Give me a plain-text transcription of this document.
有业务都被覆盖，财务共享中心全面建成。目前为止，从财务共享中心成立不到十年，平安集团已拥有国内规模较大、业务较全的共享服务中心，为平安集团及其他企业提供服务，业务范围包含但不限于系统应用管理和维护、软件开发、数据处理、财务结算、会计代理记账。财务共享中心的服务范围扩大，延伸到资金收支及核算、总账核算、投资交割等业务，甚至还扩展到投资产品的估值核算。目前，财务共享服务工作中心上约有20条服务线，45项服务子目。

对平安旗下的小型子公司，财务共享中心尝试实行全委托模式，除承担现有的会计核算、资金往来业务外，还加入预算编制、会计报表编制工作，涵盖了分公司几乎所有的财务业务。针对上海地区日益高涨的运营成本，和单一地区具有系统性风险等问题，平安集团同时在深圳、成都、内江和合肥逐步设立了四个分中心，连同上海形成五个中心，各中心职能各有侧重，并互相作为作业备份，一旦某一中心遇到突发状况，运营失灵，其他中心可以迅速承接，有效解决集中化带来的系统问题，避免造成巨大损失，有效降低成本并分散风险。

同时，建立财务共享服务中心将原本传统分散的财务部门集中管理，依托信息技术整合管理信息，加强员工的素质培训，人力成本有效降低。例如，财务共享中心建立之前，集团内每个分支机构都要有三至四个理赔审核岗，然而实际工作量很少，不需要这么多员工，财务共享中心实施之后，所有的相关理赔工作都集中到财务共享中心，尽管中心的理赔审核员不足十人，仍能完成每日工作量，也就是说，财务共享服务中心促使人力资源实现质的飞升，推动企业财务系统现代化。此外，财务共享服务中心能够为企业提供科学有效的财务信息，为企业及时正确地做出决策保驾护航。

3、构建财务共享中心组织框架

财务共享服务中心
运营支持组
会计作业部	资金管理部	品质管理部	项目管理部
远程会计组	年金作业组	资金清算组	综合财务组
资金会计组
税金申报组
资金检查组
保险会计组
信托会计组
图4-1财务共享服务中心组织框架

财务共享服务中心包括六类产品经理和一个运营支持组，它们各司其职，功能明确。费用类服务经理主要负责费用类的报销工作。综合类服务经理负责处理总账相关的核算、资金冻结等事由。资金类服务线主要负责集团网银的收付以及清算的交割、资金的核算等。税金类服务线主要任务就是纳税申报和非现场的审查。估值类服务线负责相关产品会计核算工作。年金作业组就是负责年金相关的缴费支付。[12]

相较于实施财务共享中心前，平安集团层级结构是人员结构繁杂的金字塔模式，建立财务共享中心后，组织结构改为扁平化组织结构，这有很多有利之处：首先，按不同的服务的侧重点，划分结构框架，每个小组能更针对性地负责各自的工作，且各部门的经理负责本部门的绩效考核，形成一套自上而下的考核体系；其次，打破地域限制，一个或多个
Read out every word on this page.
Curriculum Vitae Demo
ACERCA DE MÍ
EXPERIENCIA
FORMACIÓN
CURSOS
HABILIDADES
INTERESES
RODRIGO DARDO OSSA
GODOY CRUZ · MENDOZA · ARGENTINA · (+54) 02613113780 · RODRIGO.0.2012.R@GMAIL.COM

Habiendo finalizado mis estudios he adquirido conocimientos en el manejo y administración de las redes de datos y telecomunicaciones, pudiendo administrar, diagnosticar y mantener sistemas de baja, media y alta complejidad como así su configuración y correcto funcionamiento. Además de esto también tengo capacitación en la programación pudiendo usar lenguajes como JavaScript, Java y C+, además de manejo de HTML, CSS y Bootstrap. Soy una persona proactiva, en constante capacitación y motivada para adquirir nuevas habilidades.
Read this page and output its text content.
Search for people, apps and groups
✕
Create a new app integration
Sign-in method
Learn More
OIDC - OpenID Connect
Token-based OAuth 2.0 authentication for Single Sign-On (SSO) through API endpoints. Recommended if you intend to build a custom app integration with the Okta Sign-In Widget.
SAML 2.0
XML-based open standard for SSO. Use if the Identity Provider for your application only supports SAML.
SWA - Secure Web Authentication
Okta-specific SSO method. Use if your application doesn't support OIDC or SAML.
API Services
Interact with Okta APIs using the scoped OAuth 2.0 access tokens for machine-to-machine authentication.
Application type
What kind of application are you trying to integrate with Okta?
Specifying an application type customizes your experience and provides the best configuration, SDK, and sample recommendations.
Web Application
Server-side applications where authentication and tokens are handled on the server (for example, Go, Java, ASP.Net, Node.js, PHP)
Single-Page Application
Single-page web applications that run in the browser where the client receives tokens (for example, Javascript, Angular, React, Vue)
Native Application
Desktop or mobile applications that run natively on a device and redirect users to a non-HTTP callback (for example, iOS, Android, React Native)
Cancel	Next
....
## GIVEN REQUEST
Return all of the data exactly as it reads.

## IN RESPONSE
Give me a plain-text transcription of this document.
有业务都被覆盖，财务共享中心全面建成。目前为止，从财务共享中心成立不到十年，平安集团已拥有国内规模较大、业务较全的共享服务中心，为平安集团及其他企业提供服务，业务范围包含但不限于系统应用管理和维护、软件开发、数据处理、财务结算、会计代理记账。财务共享中心的服务范围扩大，延伸到资金收支及核算、总账核算、投资交割等业务，甚至还扩展到投资产品的估值核算。目前，财务共享服务工作中心上约有20条服务线，45项服务子目。

对平安旗下的小型子公司，财务共享中心尝试实行全委托模式，除承担现有的会计核算、资金往来业务外，还加入预算编制、会计报表编制工作，涵盖了分公司几乎所有的财务业务。针对上海地区日益高涨的运营成本，和单一地区具有系统性风险等问题，平安集团同时在深圳、成都、内江和合肥逐步设立了四个分中心，连同上海形成五个中心，各中心职能各有侧重，并互相作为作业备份，一旦某一中心遇到突发状况，运营失灵，其他中心可以迅速承接，有效解决集中化带来的系统问题，避免造成巨大损失，有效降低成本并分散风险。

同时，建立财务共享服务中心将原本传统分散的财务部门集中管理，依托信息技术整合管理信息，加强员工的素质培训，人力成本有效降低。例如，财务共享中心建立之前，集团内每个分支机构都要有三至四个理赔审核岗，然而实际工作量很少，不需要这么多员工，财务共享中心实施之后，所有的相关理赔工作都集中到财务共享中心，尽管中心的理赔审核员不足十人，仍能完成每日工作量，也就是说，财务共享服务中心促使人力资源实现质的飞升，推动企业财务系统现代化。此外，财务共享服务中心能够为企业提供科学有效的财务信息，为企业及时正确地做出决策保驾护航。

3、构建财务共享中心组织框架

财务共享服务中心
运营支持组
会计作业部	资金管理部	品质管理部	项目管理部
远程会计组	年金作业组	资金清算组	综合财务组
资金会计组
税金申报组
资金检查组
保险会计组
信托会计组
图4-1财务共享服务中心组织框架

财务共享服务中心包括六类产品经理和一个运营支持组，它们各司其职，功能明确。费用类服务经理主要负责费用类的报销工作。综合类服务经理负责处理总账相关的核算、资金冻结等事由。资金类服务线主要负责集团网银的收付以及清算的交割、资金的核算等。税金类服务线主要任务就是纳税申报和非现场的审查。估值类服务线负责相关产品会计核算工作。年金作业组就是负责年金相关的缴费支付。[12]

相较于实施财务共享中心前，平安集团层级结构是人员结构繁杂的金字塔模式，建立财务共享中心后，组织结构改为扁平化组织结构，这有很多有利之处：首先，按不同的服务的侧重点，划分结构框架，每个小组能更针对性地负责各自的工作，且各部门的经理负责本部门的绩效考核，形成一套自上而下的考核体系；其次，打破地域限制，一个或多个
Read out every word on this page.
Curriculum Vitae Demo
ACERCA DE MÍ
EXPERIENCIA
FORMACIÓN
CURSOS
HABILIDADES
INTERESES
RODRIGO DARDO OSSA
GODOY CRUZ · MENDOZA · ARGENTINA · (+54) 02613113780 · RODRIGO.0.2012.R@GMAIL.COM

Habiendo finalizado mis estudios he adquirido conocimientos en el manejo y administración de las redes de datos y telecomunicaciones, pudiendo administrar, diagnosticar y mantener sistemas de baja, media y alta complejidad como así su configuración y correcto funcionamiento. Además de esto también tengo capacitación en la programación pudiendo usar lenguajes como JavaScript, Java y C+, además de manejo de HTML, CSS y Bootstrap. Soy una persona proactiva, en constante capacitación y motivada para adquirir nuevas habilidades.
Read this page and output its text content.
Search for people, apps and groups
✕
Create a new app integration
Sign-in method
Learn More
OIDC - OpenID Connect
Token-based OAuth 2.0 authentication for Single Sign-On (SSO) through API endpoints. Recommended if you intend to build a custom app integration with the Okta Sign-In Widget.
SAML 2.0
XML-based open standard for SSO. Use if the Identity Provider for your application only supports SAML.
SWA - Secure Web Authentication
Okta-specific SSO method. Use if your application doesn't support OIDC or SAML.
API Services
Interact with Okta APIs using the scoped OAuth 2.0 access tokens for machine-to-machine authentication.
Application type
What kind of application are you trying to integrate with Okta?
Specifying an application type customizes your experience and provides the best configuration, SDK, and sample recommendations.
Web Application
Server-side applications where authentication and tokens are handled on the server (for example, Go, Java, ASP.Net, Node.js, PHP)
Single-Page Application
Single-page web applications that run in the browser where the client receives tokens (for example, Javascript, Angular, React, Vue)
Native Application
Desktop or mobile applications that run natively on a device and redirect users to a non-HTTP callback (for example, iOS, Android, React Native)
Cancel	Next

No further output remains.